> **Exercise requirements**:
Each line of the data that includes the string "Hewan" is to be copied out.

---------- Supplied records ----------

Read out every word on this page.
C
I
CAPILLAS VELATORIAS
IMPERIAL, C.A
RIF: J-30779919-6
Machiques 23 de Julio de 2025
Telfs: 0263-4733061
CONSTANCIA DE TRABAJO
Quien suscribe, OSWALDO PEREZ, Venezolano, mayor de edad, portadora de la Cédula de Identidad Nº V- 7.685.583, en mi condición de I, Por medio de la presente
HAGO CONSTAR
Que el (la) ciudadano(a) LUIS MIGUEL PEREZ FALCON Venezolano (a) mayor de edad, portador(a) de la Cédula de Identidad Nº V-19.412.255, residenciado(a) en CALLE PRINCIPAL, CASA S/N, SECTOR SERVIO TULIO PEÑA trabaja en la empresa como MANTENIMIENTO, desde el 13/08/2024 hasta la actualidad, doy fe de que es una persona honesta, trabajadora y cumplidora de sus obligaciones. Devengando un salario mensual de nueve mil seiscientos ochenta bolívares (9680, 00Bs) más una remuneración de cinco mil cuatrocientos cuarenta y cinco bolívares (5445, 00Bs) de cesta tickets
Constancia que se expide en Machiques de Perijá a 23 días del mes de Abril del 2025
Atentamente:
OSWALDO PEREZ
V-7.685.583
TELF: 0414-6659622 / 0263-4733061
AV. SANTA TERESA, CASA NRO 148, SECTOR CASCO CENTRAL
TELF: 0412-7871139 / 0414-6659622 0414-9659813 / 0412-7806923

----------
---------- Supplied records ----------

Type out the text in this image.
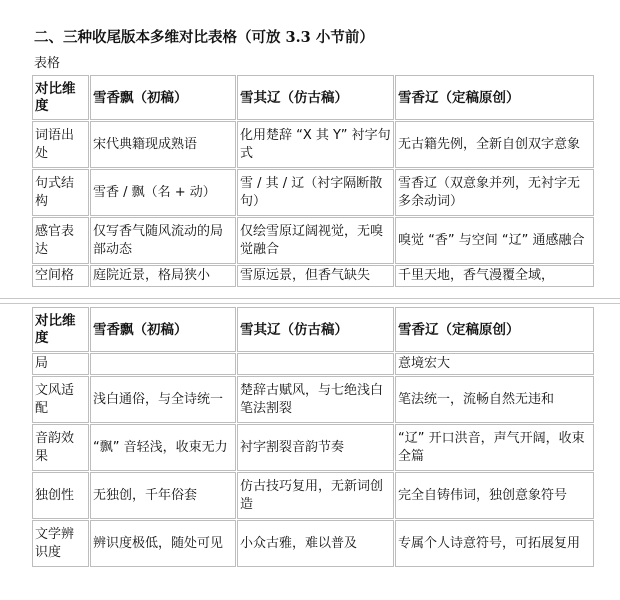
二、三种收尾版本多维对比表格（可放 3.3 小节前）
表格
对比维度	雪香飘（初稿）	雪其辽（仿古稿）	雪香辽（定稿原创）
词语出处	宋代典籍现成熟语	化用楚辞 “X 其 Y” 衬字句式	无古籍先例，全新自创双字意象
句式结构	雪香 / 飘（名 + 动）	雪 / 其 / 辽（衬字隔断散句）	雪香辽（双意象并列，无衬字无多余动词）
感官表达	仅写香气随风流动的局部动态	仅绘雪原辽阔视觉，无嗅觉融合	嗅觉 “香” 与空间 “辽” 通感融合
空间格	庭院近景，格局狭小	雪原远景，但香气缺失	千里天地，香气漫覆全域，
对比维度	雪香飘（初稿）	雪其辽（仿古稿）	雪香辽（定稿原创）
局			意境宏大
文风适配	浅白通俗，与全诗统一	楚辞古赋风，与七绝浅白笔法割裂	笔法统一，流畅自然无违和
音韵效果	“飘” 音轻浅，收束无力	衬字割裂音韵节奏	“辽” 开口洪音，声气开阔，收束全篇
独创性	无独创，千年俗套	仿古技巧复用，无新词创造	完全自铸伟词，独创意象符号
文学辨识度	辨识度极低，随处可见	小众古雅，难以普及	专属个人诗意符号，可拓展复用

----------
---------- Supplied records ----------

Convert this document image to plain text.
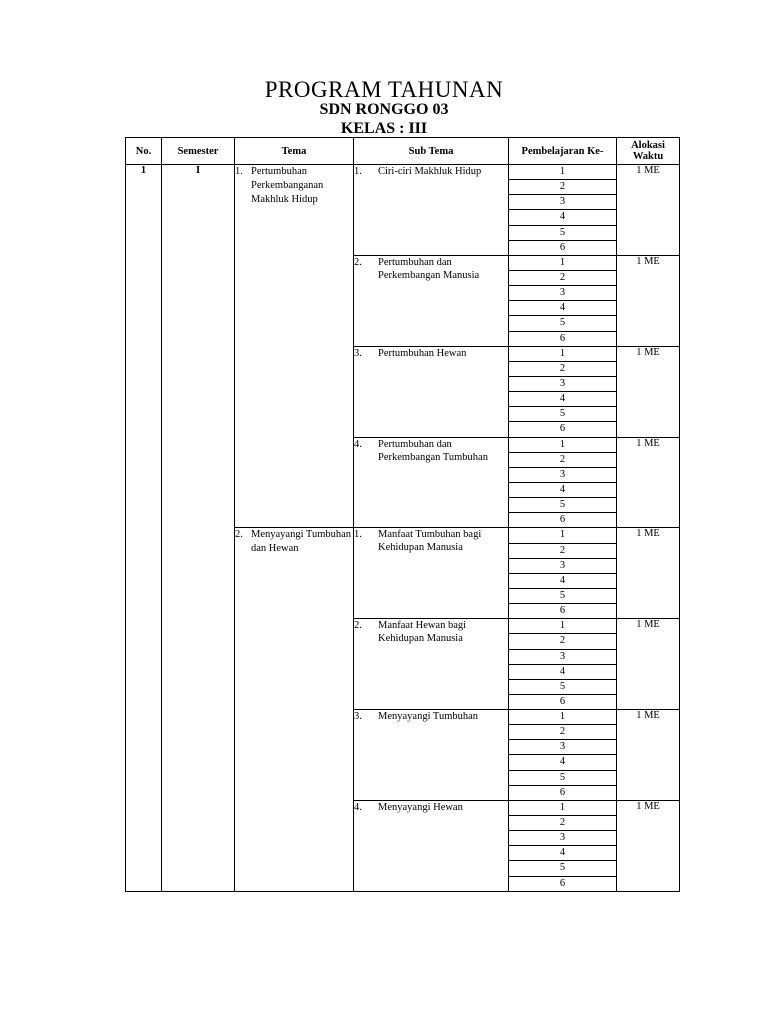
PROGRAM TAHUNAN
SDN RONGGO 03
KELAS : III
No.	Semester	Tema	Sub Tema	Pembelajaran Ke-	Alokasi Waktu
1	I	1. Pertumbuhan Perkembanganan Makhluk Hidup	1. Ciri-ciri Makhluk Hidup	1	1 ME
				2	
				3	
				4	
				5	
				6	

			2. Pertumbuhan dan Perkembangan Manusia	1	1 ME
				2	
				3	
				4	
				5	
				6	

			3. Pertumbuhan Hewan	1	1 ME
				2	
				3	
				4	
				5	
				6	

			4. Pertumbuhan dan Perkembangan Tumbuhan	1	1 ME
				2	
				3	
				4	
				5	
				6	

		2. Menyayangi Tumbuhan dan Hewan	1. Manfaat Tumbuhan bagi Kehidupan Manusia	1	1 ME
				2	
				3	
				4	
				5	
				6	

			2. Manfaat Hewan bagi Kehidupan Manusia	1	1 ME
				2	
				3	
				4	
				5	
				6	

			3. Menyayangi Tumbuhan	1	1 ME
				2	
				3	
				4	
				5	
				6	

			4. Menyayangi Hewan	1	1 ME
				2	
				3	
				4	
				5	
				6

----------

> **Exercise response**:
			3. Pertumbuhan Hewan	1	1 ME
		2. Menyayangi Tumbuhan dan Hewan	1. Manfaat Tumbuhan bagi Kehidupan Manusia	1	1 ME
			2. Manfaat Hewan bagi Kehidupan Manusia	1	1 ME
			4. Menyayangi Hewan	1	1 ME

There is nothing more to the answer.